_MATERIAL FOR THIS TASK_
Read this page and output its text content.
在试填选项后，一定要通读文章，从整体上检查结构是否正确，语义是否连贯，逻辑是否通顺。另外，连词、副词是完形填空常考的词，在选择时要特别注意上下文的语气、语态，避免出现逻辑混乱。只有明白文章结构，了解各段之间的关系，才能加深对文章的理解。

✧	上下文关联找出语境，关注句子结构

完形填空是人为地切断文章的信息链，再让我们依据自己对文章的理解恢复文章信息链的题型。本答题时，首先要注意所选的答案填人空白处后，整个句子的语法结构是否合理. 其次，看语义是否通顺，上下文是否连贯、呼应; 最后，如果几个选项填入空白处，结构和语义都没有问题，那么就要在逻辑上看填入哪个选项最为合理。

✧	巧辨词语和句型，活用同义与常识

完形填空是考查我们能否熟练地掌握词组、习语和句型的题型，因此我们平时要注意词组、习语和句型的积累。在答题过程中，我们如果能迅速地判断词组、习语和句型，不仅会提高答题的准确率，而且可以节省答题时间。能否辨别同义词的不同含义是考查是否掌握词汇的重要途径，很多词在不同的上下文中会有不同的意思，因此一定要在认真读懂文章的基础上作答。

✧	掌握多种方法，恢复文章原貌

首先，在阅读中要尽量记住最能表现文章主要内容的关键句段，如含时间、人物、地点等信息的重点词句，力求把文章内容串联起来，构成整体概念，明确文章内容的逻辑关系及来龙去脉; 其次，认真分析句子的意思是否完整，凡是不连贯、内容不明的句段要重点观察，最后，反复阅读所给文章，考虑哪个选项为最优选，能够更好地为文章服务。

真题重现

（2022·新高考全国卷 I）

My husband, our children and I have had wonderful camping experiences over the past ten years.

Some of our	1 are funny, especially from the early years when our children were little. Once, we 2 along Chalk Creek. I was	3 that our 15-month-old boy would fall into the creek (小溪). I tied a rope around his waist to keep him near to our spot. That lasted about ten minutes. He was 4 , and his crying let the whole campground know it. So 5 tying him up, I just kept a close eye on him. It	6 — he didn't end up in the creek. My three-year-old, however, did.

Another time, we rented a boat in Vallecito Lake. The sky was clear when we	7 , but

_STATED GOAL_
The data above must be returned in full, exactly as written.

_FINISHED EXERCISE_
Read this page and output its text content.
在试填选项后，一定要通读文章，从整体上检查结构是否正确，语义是否连贯，逻辑是否通顺。另外，连词、副词是完形填空常考的词，在选择时要特别注意上下文的语气、语态，避免出现逻辑混乱。只有明白文章结构，了解各段之间的关系，才能加深对文章的理解。

✧	上下文关联找出语境，关注句子结构

完形填空是人为地切断文章的信息链，再让我们依据自己对文章的理解恢复文章信息链的题型。本答题时，首先要注意所选的答案填人空白处后，整个句子的语法结构是否合理. 其次，看语义是否通顺，上下文是否连贯、呼应; 最后，如果几个选项填入空白处，结构和语义都没有问题，那么就要在逻辑上看填入哪个选项最为合理。

✧	巧辨词语和句型，活用同义与常识

完形填空是考查我们能否熟练地掌握词组、习语和句型的题型，因此我们平时要注意词组、习语和句型的积累。在答题过程中，我们如果能迅速地判断词组、习语和句型，不仅会提高答题的准确率，而且可以节省答题时间。能否辨别同义词的不同含义是考查是否掌握词汇的重要途径，很多词在不同的上下文中会有不同的意思，因此一定要在认真读懂文章的基础上作答。

✧	掌握多种方法，恢复文章原貌

首先，在阅读中要尽量记住最能表现文章主要内容的关键句段，如含时间、人物、地点等信息的重点词句，力求把文章内容串联起来，构成整体概念，明确文章内容的逻辑关系及来龙去脉; 其次，认真分析句子的意思是否完整，凡是不连贯、内容不明的句段要重点观察，最后，反复阅读所给文章，考虑哪个选项为最优选，能够更好地为文章服务。

真题重现

（2022·新高考全国卷 I）

My husband, our children and I have had wonderful camping experiences over the past ten years.

Some of our	1 are funny, especially from the early years when our children were little. Once, we 2 along Chalk Creek. I was	3 that our 15-month-old boy would fall into the creek (小溪). I tied a rope around his waist to keep him near to our spot. That lasted about ten minutes. He was 4 , and his crying let the whole campground know it. So 5 tying him up, I just kept a close eye on him. It	6 — he didn't end up in the creek. My three-year-old, however, did.

Another time, we rented a boat in Vallecito Lake. The sky was clear when we	7 , but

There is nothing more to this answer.